▸ Supplied data
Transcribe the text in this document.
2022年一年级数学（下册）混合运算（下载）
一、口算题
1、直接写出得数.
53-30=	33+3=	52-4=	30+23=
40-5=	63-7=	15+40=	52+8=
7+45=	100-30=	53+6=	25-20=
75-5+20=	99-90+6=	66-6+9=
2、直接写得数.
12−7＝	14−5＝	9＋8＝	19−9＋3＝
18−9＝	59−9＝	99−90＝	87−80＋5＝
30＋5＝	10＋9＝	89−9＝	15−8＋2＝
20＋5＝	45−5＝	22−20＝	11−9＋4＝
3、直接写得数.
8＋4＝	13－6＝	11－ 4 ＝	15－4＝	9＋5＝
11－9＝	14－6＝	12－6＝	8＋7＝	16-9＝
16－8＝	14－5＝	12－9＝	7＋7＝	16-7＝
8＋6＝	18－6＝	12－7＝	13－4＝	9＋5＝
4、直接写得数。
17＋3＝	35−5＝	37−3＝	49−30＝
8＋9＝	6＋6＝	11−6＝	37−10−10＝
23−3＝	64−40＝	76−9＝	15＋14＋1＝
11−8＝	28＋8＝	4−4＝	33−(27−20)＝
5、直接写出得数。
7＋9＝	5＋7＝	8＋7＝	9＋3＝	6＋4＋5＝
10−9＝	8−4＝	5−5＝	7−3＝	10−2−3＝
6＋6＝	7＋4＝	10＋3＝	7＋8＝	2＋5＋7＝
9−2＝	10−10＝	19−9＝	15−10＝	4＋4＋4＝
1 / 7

▸ What is expected
Retype the entries exactly, including every line.

▸ Worked solution
Transcribe the text in this document.
2022年一年级数学（下册）混合运算（下载）
一、口算题
1、直接写出得数.
53-30=	33+3=	52-4=	30+23=
40-5=	63-7=	15+40=	52+8=
7+45=	100-30=	53+6=	25-20=
75-5+20=	99-90+6=	66-6+9=
2、直接写得数.
12−7＝	14−5＝	9＋8＝	19−9＋3＝
18−9＝	59−9＝	99−90＝	87−80＋5＝
30＋5＝	10＋9＝	89−9＝	15−8＋2＝
20＋5＝	45−5＝	22−20＝	11−9＋4＝
3、直接写得数.
8＋4＝	13－6＝	11－ 4 ＝	15－4＝	9＋5＝
11－9＝	14－6＝	12－6＝	8＋7＝	16-9＝
16－8＝	14－5＝	12－9＝	7＋7＝	16-7＝
8＋6＝	18－6＝	12－7＝	13－4＝	9＋5＝
4、直接写得数。
17＋3＝	35−5＝	37−3＝	49−30＝
8＋9＝	6＋6＝	11−6＝	37−10−10＝
23−3＝	64−40＝	76−9＝	15＋14＋1＝
11−8＝	28＋8＝	4−4＝	33−(27−20)＝
5、直接写出得数。
7＋9＝	5＋7＝	8＋7＝	9＋3＝	6＋4＋5＝
10−9＝	8−4＝	5−5＝	7−3＝	10−2−3＝
6＋6＝	7＋4＝	10＋3＝	7＋8＝	2＋5＋7＝
9−2＝	10−10＝	19−9＝	15−10＝	4＋4＋4＝
1 / 7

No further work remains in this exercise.